WHAT YOU ARE ASKED TO DO
Extract each line holding the word "Measured" from the entries.

INPUT MATERIAL
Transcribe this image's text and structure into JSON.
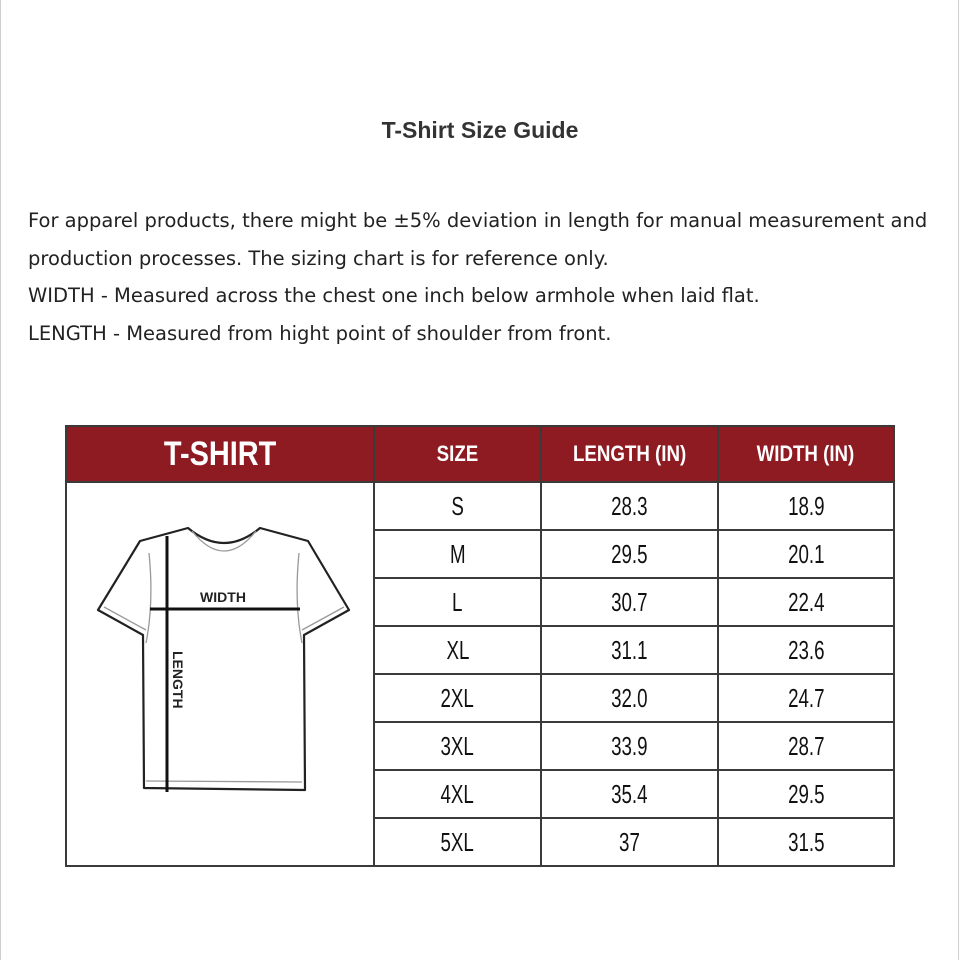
{
  "title": "T-Shirt Size Guide",
  "description": [
    "For apparel products, there might be ±5% deviation in length for manual measurement and production processes. The sizing chart is for reference only.",
    "WIDTH - Measured across the chest one inch below armhole when laid flat.",
    "LENGTH - Measured from hight point of shoulder from front."
  ],
  "header_color": "#8e1a22",
  "table": {
    "headers": [
      "T-SHIRT",
      "SIZE",
      "LENGTH (IN)",
      "WIDTH (IN)"
    ],
    "diagram_labels": {
      "width": "WIDTH",
      "length": "LENGTH"
    },
    "rows": [
      {
        "size": "S",
        "length": "28.3",
        "width": "18.9"
      },
      {
        "size": "M",
        "length": "29.5",
        "width": "20.1"
      },
      {
        "size": "L",
        "length": "30.7",
        "width": "22.4"
      },
      {
        "size": "XL",
        "length": "31.1",
        "width": "23.6"
      },
      {
        "size": "2XL",
        "length": "32.0",
        "width": "24.7"
      },
      {
        "size": "3XL",
        "length": "33.9",
        "width": "28.7"
      },
      {
        "size": "4XL",
        "length": "35.4",
        "width": "29.5"
      },
      {
        "size": "5XL",
        "length": "37",
        "width": "31.5"
      }
    ]
  }
}
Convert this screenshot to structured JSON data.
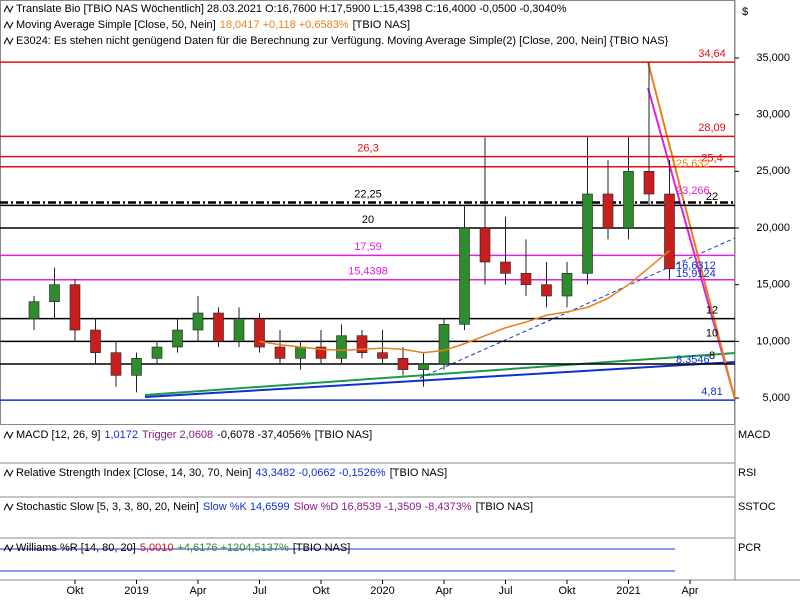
{
  "chart_data": {
    "type": "candlestick",
    "currency": "$",
    "headers": [
      [
        {
          "text": "Translate Bio [TBIO NAS  Wöchentlich] 28.03.2021 O:16,7600 H:17,5900 L:15,4398 C:16,4000 -0,0500 -0,3040%",
          "color": "#000000"
        }
      ],
      [
        {
          "text": "Moving Average Simple [Close, 50, Nein]",
          "color": "#000000"
        },
        {
          "text": "18,0417 +0,118 +0,6583%",
          "color": "#e8801a"
        },
        {
          "text": "[TBIO NAS]",
          "color": "#000000"
        }
      ],
      [
        {
          "text": "E3024: Es stehen nicht genügend Daten für die Berechnung zur Verfügung. Moving Average Simple(2) [Close, 200, Nein] {TBIO NAS}",
          "color": "#000000"
        }
      ]
    ],
    "categories": [
      null,
      null,
      "Okt",
      null,
      null,
      "2019",
      null,
      null,
      "Apr",
      null,
      null,
      "Jul",
      null,
      null,
      "Okt",
      null,
      null,
      "2020",
      null,
      null,
      "Apr",
      null,
      null,
      "Jul",
      null,
      null,
      "Okt",
      null,
      null,
      "2021",
      null,
      null,
      "Apr"
    ],
    "open": [
      12,
      13.5,
      15,
      11,
      9,
      7,
      8.5,
      9.5,
      11,
      12.5,
      10,
      12,
      9.5,
      8.5,
      9.5,
      8.5,
      10.5,
      9,
      8.5,
      7.5,
      8,
      11.5,
      20,
      17,
      16,
      15,
      14,
      16,
      23,
      20,
      25,
      23,
      null
    ],
    "high": [
      14,
      16.5,
      15.5,
      12,
      10,
      9,
      10,
      12,
      14,
      13,
      13,
      12.5,
      11,
      10,
      11,
      11.5,
      11,
      11,
      9.5,
      9,
      12,
      22,
      28,
      21,
      19,
      17,
      17,
      28,
      26,
      28,
      34.64,
      26,
      null
    ],
    "low": [
      11,
      12,
      10,
      8,
      6,
      5.5,
      8,
      9,
      10,
      9.5,
      9.5,
      9,
      8,
      7.5,
      8,
      8,
      8.5,
      8,
      7,
      6,
      7.5,
      11,
      15,
      15,
      14,
      13,
      13,
      15,
      19,
      19,
      22,
      15.4398,
      null
    ],
    "close": [
      13.5,
      15,
      11,
      9,
      7,
      8.5,
      9.5,
      11,
      12.5,
      10,
      12,
      9.5,
      8.5,
      9.5,
      8.5,
      10.5,
      9,
      8.5,
      7.5,
      8,
      11.5,
      20,
      17,
      16,
      15,
      14,
      16,
      23,
      20,
      25,
      23,
      16.4,
      null
    ],
    "series": [
      {
        "name": "Moving Average Simple [Close, 50, Nein]",
        "color": "#e8801a",
        "values": [
          null,
          null,
          null,
          null,
          null,
          null,
          null,
          null,
          null,
          null,
          null,
          10,
          9.7,
          9.5,
          9.3,
          9.2,
          9.3,
          9.4,
          9.3,
          9,
          9.2,
          9.8,
          10.5,
          11.2,
          11.7,
          12.3,
          12.6,
          13,
          13.8,
          15,
          16.5,
          18,
          null
        ]
      }
    ],
    "up_color": "#2e8b2e",
    "down_color": "#c81e1e",
    "ylim": [
      2.62,
      39.94
    ],
    "yticks": [
      {
        "value": 5,
        "label": "5,000"
      },
      {
        "value": 10,
        "label": "10,000"
      },
      {
        "value": 15,
        "label": "15,000"
      },
      {
        "value": 20,
        "label": "20,000"
      },
      {
        "value": 25,
        "label": "25,000"
      },
      {
        "value": 30,
        "label": "30,000"
      },
      {
        "value": 35,
        "label": "35,000"
      }
    ],
    "levels": [
      {
        "value": 34.64,
        "label": "34,64",
        "color": "#e01010"
      },
      {
        "value": 28.09,
        "label": "28,09",
        "color": "#e01010"
      },
      {
        "value": 26.3,
        "label": "26,3",
        "color": "#e01010"
      },
      {
        "value": 25.4,
        "label": "25,4",
        "color": "#e01010"
      },
      {
        "value": 22.25,
        "label": "22,25",
        "color": "#000000"
      },
      {
        "value": 22,
        "label": "22",
        "color": "#000000"
      },
      {
        "value": 20,
        "label": "20",
        "color": "#000000"
      },
      {
        "value": 17.59,
        "label": "17,59",
        "color": "#e020e0"
      },
      {
        "value": 15.4398,
        "label": "15,4398",
        "color": "#e020e0"
      },
      {
        "value": 12,
        "label": "12",
        "color": "#000000"
      },
      {
        "value": 10,
        "label": "10",
        "color": "#000000"
      },
      {
        "value": 8,
        "label": "8",
        "color": "#000000"
      },
      {
        "value": 4.81,
        "label": "4,81",
        "color": "#1030d0"
      }
    ],
    "indicator_labels": [
      {
        "value": 25.632,
        "label": "25,632",
        "color": "#e8801a"
      },
      {
        "value": 23.266,
        "label": "23,266",
        "color": "#e020e0"
      },
      {
        "value": 16.6312,
        "label": "16,6312",
        "color": "#1030d0"
      },
      {
        "value": 15.9124,
        "label": "15,9124",
        "color": "#1030d0"
      },
      {
        "value": 8.3546,
        "label": "8,3546",
        "color": "#1030d0"
      }
    ],
    "panels": [
      {
        "label": "MACD",
        "header": [
          {
            "text": "MACD [12, 26, 9]",
            "color": "#000000"
          },
          {
            "text": "1,0172",
            "color": "#1030d0"
          },
          {
            "text": "Trigger 2,0608",
            "color": "#8a1a8a"
          },
          {
            "text": "-0,6078 -37,4056%",
            "color": "#000000"
          },
          {
            "text": "[TBIO NAS]",
            "color": "#000000"
          }
        ]
      },
      {
        "label": "RSI",
        "header": [
          {
            "text": "Relative Strength Index [Close, 14, 30, 70, Nein]",
            "color": "#000000"
          },
          {
            "text": "43,3482 -0,0662 -0,1526%",
            "color": "#1030d0"
          },
          {
            "text": "[TBIO NAS]",
            "color": "#000000"
          }
        ]
      },
      {
        "label": "SSTOC",
        "header": [
          {
            "text": "Stochastic Slow [5, 3, 3, 80, 20, Nein]",
            "color": "#000000"
          },
          {
            "text": "Slow %K 14,6599",
            "color": "#1030d0"
          },
          {
            "text": "Slow %D 16,8539 -1,3509 -8,4373%",
            "color": "#8a1a8a"
          },
          {
            "text": "[TBIO NAS]",
            "color": "#000000"
          }
        ]
      },
      {
        "label": "PCR",
        "header": [
          {
            "text": "Williams %R [14, 80, 20]",
            "color": "#000000"
          },
          {
            "text": "5,0010",
            "color": "#e01010"
          },
          {
            "text": "+4,6176 +1204,5137%",
            "color": "#2e8b2e"
          },
          {
            "text": "[TBIO NAS]",
            "color": "#000000"
          }
        ]
      }
    ]
  }
}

CORRECT OUTPUT
    "WIDTH - Measured across the chest one inch below armhole when laid flat.",
    "LENGTH - Measured from hight point of shoulder from front."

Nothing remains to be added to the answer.